*Required work*. Each line containing the word "país" must be reported.

*Dataset content*.
..........

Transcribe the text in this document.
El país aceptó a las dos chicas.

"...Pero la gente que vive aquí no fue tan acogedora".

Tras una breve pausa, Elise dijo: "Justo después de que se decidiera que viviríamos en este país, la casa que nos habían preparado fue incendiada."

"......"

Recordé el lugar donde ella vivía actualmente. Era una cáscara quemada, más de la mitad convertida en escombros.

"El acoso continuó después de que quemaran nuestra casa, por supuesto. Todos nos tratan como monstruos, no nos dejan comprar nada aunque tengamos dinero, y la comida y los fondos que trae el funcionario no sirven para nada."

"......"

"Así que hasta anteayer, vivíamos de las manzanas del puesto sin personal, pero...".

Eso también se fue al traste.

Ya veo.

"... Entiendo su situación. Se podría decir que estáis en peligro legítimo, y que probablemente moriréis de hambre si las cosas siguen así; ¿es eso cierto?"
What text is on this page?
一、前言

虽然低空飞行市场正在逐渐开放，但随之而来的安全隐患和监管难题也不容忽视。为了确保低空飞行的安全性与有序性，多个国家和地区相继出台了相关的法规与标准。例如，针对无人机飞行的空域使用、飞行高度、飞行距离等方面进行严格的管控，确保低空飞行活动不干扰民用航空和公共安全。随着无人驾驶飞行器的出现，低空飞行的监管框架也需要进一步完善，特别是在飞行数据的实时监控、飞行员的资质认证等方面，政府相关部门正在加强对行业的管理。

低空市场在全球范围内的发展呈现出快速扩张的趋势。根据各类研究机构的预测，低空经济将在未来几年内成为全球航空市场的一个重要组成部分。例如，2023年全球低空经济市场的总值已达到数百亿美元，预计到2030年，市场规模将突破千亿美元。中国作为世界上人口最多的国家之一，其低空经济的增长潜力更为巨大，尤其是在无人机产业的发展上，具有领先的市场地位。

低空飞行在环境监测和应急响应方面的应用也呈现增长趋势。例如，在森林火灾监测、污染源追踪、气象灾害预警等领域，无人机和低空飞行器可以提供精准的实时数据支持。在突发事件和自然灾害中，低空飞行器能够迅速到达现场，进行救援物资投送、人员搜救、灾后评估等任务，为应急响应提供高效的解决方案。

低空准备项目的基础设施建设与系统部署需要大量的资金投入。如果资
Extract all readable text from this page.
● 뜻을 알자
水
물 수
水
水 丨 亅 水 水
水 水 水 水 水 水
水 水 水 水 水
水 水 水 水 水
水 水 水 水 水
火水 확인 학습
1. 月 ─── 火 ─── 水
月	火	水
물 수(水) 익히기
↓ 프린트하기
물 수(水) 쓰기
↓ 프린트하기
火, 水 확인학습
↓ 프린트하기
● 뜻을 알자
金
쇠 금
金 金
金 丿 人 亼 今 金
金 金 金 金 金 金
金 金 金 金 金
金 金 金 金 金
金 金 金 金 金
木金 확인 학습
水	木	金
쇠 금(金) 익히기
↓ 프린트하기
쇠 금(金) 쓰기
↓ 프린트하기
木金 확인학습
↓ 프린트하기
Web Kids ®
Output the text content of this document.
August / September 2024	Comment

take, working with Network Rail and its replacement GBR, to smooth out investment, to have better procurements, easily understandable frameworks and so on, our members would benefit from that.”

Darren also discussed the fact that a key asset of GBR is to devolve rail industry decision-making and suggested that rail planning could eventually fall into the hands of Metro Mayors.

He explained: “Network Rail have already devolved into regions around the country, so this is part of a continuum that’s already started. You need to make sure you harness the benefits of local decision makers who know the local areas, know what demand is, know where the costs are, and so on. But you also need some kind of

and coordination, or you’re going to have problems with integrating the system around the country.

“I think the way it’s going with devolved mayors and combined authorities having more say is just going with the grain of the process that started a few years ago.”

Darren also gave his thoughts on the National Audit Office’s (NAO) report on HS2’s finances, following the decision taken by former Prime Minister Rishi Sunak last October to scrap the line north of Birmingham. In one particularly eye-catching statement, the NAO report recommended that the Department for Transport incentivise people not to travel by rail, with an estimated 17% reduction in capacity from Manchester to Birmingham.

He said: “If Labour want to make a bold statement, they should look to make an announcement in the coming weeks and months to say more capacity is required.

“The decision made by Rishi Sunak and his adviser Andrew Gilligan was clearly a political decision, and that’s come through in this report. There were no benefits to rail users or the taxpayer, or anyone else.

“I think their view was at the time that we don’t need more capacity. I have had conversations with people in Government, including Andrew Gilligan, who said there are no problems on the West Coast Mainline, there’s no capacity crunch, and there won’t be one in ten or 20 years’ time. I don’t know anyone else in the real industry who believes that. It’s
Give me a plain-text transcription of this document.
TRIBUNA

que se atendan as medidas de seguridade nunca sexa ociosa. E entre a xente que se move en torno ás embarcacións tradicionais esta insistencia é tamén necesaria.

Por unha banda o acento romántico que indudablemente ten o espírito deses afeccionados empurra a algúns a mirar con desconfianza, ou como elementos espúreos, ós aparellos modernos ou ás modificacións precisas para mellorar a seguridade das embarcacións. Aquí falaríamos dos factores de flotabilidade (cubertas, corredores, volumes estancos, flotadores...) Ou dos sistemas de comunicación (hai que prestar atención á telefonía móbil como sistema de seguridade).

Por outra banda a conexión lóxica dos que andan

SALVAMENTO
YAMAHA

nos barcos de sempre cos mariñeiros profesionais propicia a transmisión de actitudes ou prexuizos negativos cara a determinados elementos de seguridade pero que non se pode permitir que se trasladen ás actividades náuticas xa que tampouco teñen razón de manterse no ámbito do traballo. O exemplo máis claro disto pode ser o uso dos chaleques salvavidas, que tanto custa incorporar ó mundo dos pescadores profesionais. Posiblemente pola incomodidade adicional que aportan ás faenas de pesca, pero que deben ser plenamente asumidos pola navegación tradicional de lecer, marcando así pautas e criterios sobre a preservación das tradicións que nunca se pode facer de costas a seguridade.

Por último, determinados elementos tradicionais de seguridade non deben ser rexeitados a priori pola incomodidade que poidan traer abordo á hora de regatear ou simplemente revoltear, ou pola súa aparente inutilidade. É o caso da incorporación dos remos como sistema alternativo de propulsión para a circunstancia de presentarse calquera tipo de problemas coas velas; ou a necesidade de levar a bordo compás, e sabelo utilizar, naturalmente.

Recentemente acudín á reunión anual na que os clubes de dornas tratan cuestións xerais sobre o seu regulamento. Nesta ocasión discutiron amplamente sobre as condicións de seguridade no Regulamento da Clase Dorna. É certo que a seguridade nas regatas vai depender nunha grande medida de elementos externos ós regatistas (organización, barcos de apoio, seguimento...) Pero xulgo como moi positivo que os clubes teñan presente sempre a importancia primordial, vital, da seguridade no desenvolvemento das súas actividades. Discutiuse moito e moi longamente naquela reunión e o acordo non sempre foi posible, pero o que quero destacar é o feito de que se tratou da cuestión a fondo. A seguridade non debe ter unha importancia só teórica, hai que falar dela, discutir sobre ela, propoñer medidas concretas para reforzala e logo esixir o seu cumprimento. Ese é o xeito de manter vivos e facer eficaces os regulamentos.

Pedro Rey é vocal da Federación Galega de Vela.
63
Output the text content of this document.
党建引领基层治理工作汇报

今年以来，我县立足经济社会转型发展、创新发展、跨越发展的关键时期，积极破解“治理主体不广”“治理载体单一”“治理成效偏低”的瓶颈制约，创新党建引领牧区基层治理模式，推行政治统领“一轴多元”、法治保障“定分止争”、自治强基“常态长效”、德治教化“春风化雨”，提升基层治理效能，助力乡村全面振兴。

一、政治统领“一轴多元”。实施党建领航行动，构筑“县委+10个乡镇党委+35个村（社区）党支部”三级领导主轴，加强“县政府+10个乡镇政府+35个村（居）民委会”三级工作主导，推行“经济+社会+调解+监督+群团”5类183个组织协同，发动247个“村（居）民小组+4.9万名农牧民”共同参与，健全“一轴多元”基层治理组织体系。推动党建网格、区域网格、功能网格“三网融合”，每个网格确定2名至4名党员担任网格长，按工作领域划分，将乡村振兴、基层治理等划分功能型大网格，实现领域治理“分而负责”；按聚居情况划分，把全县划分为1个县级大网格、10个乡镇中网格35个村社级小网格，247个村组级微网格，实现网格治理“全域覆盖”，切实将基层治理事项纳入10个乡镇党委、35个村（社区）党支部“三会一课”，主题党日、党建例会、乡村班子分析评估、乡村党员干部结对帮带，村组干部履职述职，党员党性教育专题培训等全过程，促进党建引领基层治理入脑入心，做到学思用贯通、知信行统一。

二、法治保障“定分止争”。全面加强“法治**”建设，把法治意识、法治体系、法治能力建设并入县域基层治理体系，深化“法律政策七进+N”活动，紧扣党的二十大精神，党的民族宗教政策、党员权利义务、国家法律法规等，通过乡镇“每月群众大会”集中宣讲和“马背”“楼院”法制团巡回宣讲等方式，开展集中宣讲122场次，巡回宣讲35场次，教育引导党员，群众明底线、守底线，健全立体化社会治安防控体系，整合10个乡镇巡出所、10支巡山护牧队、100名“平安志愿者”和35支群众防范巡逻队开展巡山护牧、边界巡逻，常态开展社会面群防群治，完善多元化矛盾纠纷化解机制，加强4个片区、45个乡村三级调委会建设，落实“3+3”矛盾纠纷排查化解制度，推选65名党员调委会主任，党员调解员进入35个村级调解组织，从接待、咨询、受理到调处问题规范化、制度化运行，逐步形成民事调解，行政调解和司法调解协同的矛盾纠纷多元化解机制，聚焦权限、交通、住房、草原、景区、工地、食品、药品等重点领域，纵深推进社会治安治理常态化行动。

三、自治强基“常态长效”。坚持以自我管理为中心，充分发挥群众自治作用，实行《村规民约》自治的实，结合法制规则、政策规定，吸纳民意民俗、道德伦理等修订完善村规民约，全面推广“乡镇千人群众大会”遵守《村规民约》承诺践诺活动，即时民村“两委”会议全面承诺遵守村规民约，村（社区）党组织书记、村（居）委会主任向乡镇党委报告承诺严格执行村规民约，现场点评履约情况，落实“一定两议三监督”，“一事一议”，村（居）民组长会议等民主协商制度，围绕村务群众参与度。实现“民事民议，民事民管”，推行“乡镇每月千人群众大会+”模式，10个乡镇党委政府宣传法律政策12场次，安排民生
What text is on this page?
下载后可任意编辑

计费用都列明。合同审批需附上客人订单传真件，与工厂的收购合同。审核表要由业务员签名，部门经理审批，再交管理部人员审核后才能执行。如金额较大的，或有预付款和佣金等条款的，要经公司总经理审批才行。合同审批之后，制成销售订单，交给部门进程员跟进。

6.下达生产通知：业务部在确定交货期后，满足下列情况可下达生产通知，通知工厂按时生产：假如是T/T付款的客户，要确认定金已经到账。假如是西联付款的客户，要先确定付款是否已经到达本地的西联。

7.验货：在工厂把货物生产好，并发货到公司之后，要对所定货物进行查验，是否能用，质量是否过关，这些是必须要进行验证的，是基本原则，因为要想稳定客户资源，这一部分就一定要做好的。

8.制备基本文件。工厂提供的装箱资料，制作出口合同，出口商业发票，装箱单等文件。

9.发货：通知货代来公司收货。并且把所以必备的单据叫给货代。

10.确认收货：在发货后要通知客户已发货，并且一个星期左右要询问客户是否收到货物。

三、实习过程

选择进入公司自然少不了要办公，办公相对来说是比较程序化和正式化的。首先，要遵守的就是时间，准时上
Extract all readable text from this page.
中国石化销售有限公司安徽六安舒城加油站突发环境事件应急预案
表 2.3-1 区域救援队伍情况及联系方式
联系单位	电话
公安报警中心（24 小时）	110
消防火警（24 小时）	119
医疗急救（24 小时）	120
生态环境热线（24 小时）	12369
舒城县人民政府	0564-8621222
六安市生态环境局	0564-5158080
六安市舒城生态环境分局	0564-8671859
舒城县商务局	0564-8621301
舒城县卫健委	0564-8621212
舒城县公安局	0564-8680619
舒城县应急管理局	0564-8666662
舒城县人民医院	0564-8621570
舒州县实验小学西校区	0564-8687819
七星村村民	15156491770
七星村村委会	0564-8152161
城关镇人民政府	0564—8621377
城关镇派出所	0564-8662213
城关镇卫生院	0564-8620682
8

..........

*Answer*.
El país aceptó a las dos chicas.
Tras una breve pausa, Elise dijo: "Justo después de que se decidiera que viviríamos en este país, la casa que nos habían preparado fue incendiada."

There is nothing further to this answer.